**Problem details:**
Spot each line in the records below where the word "diseases" occurs, then copy it.

----- Given data

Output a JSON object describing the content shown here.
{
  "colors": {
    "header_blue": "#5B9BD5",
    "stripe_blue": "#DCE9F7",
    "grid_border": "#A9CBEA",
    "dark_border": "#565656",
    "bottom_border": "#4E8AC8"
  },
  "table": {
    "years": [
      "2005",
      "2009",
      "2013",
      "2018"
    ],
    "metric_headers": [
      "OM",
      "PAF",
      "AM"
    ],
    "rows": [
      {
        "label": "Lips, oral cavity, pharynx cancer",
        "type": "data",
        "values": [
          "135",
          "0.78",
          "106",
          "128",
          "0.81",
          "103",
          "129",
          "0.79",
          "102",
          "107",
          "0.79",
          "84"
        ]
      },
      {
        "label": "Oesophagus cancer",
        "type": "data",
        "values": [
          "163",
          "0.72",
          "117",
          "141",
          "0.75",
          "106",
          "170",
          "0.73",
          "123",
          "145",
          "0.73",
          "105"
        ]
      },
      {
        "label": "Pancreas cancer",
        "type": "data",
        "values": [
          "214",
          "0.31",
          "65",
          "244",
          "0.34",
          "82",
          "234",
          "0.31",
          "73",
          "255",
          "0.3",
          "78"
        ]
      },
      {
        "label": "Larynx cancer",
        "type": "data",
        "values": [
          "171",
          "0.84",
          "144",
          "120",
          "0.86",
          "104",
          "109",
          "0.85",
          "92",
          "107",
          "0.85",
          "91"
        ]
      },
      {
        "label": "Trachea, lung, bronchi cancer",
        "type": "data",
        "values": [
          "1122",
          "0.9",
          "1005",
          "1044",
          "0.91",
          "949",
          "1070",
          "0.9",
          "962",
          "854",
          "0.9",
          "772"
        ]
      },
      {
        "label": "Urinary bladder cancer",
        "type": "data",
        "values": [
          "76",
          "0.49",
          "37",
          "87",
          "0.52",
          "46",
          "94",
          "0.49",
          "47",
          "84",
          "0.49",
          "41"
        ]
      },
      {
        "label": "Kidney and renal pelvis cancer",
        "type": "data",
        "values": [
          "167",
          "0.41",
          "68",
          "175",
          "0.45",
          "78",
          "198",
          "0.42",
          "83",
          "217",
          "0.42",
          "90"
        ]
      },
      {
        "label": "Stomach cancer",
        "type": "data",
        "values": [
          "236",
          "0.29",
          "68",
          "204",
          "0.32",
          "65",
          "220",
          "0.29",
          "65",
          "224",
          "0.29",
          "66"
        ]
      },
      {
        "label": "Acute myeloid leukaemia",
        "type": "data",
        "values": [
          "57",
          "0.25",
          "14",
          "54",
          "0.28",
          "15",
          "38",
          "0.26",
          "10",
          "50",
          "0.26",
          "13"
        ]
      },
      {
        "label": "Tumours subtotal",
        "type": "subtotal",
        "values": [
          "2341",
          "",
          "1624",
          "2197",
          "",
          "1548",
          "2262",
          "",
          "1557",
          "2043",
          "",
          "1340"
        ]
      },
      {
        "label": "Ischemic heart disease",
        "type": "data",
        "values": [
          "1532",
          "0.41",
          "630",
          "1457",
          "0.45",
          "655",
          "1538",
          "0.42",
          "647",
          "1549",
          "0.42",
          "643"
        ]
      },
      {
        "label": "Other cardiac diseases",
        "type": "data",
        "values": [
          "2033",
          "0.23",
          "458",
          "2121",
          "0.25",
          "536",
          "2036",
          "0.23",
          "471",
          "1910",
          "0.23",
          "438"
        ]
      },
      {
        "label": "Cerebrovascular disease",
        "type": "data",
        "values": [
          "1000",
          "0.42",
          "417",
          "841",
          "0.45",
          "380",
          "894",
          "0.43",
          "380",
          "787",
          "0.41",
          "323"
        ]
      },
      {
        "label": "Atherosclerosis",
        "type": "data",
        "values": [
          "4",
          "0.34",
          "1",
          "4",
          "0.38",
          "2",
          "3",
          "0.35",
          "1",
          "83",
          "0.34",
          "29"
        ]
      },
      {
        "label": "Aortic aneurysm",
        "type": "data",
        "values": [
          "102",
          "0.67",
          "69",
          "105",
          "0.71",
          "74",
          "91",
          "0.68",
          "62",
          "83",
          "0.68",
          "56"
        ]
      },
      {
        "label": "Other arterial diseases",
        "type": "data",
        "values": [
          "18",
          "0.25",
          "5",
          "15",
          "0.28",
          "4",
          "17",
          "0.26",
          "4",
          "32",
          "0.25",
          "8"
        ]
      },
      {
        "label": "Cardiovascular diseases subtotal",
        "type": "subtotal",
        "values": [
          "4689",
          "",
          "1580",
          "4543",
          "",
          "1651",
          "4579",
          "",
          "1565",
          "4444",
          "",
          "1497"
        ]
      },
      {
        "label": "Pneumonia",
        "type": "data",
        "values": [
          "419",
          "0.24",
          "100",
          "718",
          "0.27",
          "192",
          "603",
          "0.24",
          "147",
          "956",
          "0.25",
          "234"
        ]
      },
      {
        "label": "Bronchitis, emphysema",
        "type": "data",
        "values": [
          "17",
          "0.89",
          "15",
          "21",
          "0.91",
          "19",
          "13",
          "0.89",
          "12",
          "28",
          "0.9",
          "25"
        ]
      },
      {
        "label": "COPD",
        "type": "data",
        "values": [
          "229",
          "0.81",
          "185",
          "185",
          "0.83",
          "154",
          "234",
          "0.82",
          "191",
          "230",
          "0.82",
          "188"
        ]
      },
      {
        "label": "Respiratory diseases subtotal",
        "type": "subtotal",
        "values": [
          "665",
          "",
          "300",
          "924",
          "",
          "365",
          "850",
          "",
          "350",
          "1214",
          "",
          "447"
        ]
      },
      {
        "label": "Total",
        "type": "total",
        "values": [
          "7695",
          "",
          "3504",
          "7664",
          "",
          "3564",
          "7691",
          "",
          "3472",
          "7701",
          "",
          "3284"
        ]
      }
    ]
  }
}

----------

**Solution to the problem:**
        "label": "Other cardiac diseases",
        "label": "Other arterial diseases",
        "label": "Cardiovascular diseases subtotal",
        "label": "Respiratory diseases subtotal",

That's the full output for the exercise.